(Records about charts and figures)
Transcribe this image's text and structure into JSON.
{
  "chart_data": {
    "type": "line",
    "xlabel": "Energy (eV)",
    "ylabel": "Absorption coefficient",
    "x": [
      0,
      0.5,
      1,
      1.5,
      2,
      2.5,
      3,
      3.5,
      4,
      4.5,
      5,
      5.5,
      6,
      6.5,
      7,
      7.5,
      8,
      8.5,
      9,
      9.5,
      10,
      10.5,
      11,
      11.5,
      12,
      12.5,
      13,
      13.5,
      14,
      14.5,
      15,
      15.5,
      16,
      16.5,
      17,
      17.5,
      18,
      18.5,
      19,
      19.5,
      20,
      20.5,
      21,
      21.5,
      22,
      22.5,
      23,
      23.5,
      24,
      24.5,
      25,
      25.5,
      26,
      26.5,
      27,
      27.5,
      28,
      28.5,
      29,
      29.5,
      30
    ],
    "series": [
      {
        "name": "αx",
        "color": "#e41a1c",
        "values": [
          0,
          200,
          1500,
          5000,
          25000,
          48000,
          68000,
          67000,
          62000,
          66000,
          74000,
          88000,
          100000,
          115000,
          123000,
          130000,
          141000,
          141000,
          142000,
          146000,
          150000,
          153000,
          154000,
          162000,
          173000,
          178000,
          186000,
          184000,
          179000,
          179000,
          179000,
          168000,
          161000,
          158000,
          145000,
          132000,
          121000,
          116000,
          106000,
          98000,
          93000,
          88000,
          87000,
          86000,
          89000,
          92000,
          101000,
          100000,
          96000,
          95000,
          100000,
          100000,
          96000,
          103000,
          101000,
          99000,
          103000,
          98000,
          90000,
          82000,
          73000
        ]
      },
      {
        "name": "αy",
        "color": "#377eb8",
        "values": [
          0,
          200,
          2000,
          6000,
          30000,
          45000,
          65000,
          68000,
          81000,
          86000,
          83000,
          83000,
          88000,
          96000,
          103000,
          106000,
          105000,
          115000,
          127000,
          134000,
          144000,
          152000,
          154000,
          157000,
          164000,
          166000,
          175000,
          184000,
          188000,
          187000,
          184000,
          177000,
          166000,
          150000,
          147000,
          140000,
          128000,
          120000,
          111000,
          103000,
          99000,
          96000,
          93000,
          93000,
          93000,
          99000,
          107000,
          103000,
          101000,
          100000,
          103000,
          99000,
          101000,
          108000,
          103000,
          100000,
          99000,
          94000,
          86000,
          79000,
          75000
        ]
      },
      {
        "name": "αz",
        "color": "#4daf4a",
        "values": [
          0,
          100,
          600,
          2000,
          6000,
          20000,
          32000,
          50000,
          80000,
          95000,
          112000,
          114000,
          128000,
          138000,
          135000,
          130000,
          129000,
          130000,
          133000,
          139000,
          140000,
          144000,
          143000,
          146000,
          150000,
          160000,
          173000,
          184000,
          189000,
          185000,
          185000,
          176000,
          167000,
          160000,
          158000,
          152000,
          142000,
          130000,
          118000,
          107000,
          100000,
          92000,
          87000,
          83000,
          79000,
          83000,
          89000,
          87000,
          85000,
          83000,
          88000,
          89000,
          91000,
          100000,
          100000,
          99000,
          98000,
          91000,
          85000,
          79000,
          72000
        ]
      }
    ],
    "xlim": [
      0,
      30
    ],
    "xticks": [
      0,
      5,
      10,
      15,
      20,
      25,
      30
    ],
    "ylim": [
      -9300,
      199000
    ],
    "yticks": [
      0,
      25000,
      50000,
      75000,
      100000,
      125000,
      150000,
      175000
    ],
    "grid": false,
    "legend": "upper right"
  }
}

WRITTEN PROBLEM
Give every line of the material again, exactly as it reads.

OUTPUT FOR THIS EXERCISE
Transcribe this image's text and structure into JSON.
{
  "chart_data": {
    "type": "line",
    "xlabel": "Energy (eV)",
    "ylabel": "Absorption coefficient",
    "x": [
      0,
      0.5,
      1,
      1.5,
      2,
      2.5,
      3,
      3.5,
      4,
      4.5,
      5,
      5.5,
      6,
      6.5,
      7,
      7.5,
      8,
      8.5,
      9,
      9.5,
      10,
      10.5,
      11,
      11.5,
      12,
      12.5,
      13,
      13.5,
      14,
      14.5,
      15,
      15.5,
      16,
      16.5,
      17,
      17.5,
      18,
      18.5,
      19,
      19.5,
      20,
      20.5,
      21,
      21.5,
      22,
      22.5,
      23,
      23.5,
      24,
      24.5,
      25,
      25.5,
      26,
      26.5,
      27,
      27.5,
      28,
      28.5,
      29,
      29.5,
      30
    ],
    "series": [
      {
        "name": "αx",
        "color": "#e41a1c",
        "values": [
          0,
          200,
          1500,
          5000,
          25000,
          48000,
          68000,
          67000,
          62000,
          66000,
          74000,
          88000,
          100000,
          115000,
          123000,
          130000,
          141000,
          141000,
          142000,
          146000,
          150000,
          153000,
          154000,
          162000,
          173000,
          178000,
          186000,
          184000,
          179000,
          179000,
          179000,
          168000,
          161000,
          158000,
          145000,
          132000,
          121000,
          116000,
          106000,
          98000,
          93000,
          88000,
          87000,
          86000,
          89000,
          92000,
          101000,
          100000,
          96000,
          95000,
          100000,
          100000,
          96000,
          103000,
          101000,
          99000,
          103000,
          98000,
          90000,
          82000,
          73000
        ]
      },
      {
        "name": "αy",
        "color": "#377eb8",
        "values": [
          0,
          200,
          2000,
          6000,
          30000,
          45000,
          65000,
          68000,
          81000,
          86000,
          83000,
          83000,
          88000,
          96000,
          103000,
          106000,
          105000,
          115000,
          127000,
          134000,
          144000,
          152000,
          154000,
          157000,
          164000,
          166000,
          175000,
          184000,
          188000,
          187000,
          184000,
          177000,
          166000,
          150000,
          147000,
          140000,
          128000,
          120000,
          111000,
          103000,
          99000,
          96000,
          93000,
          93000,
          93000,
          99000,
          107000,
          103000,
          101000,
          100000,
          103000,
          99000,
          101000,
          108000,
          103000,
          100000,
          99000,
          94000,
          86000,
          79000,
          75000
        ]
      },
      {
        "name": "αz",
        "color": "#4daf4a",
        "values": [
          0,
          100,
          600,
          2000,
          6000,
          20000,
          32000,
          50000,
          80000,
          95000,
          112000,
          114000,
          128000,
          138000,
          135000,
          130000,
          129000,
          130000,
          133000,
          139000,
          140000,
          144000,
          143000,
          146000,
          150000,
          160000,
          173000,
          184000,
          189000,
          185000,
          185000,
          176000,
          167000,
          160000,
          158000,
          152000,
          142000,
          130000,
          118000,
          107000,
          100000,
          92000,
          87000,
          83000,
          79000,
          83000,
          89000,
          87000,
          85000,
          83000,
          88000,
          89000,
          91000,
          100000,
          100000,
          99000,
          98000,
          91000,
          85000,
          79000,
          72000
        ]
      }
    ],
    "xlim": [
      0,
      30
    ],
    "xticks": [
      0,
      5,
      10,
      15,
      20,
      25,
      30
    ],
    "ylim": [
      -9300,
      199000
    ],
    "yticks": [
      0,
      25000,
      50000,
      75000,
      100000,
      125000,
      150000,
      175000
    ],
    "grid": false,
    "legend": "upper right"
  }
}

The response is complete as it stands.